-- begin --

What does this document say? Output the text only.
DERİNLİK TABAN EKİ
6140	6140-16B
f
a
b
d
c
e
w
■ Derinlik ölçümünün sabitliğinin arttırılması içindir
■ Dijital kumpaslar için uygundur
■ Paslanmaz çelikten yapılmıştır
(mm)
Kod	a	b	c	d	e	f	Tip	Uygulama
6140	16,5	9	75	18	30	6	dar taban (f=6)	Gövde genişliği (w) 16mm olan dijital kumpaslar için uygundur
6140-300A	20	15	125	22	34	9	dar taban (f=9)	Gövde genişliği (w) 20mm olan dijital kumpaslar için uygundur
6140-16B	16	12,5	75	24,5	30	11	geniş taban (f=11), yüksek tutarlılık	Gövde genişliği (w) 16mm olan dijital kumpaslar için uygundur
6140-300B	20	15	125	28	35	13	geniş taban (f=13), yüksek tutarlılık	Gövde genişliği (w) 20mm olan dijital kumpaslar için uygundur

-- end --

→ STATED TASK
Write every entry out again exactly.

→ ANSWER TO THE TASK
What does this document say? Output the text only.
DERİNLİK TABAN EKİ
6140	6140-16B
f
a
b
d
c
e
w
■ Derinlik ölçümünün sabitliğinin arttırılması içindir
■ Dijital kumpaslar için uygundur
■ Paslanmaz çelikten yapılmıştır
(mm)
Kod	a	b	c	d	e	f	Tip	Uygulama
6140	16,5	9	75	18	30	6	dar taban (f=6)	Gövde genişliği (w) 16mm olan dijital kumpaslar için uygundur
6140-300A	20	15	125	22	34	9	dar taban (f=9)	Gövde genişliği (w) 20mm olan dijital kumpaslar için uygundur
6140-16B	16	12,5	75	24,5	30	11	geniş taban (f=11), yüksek tutarlılık	Gövde genişliği (w) 16mm olan dijital kumpaslar için uygundur
6140-300B	20	15	125	28	35	13	geniş taban (f=13), yüksek tutarlılık	Gövde genişliği (w) 20mm olan dijital kumpaslar için uygundur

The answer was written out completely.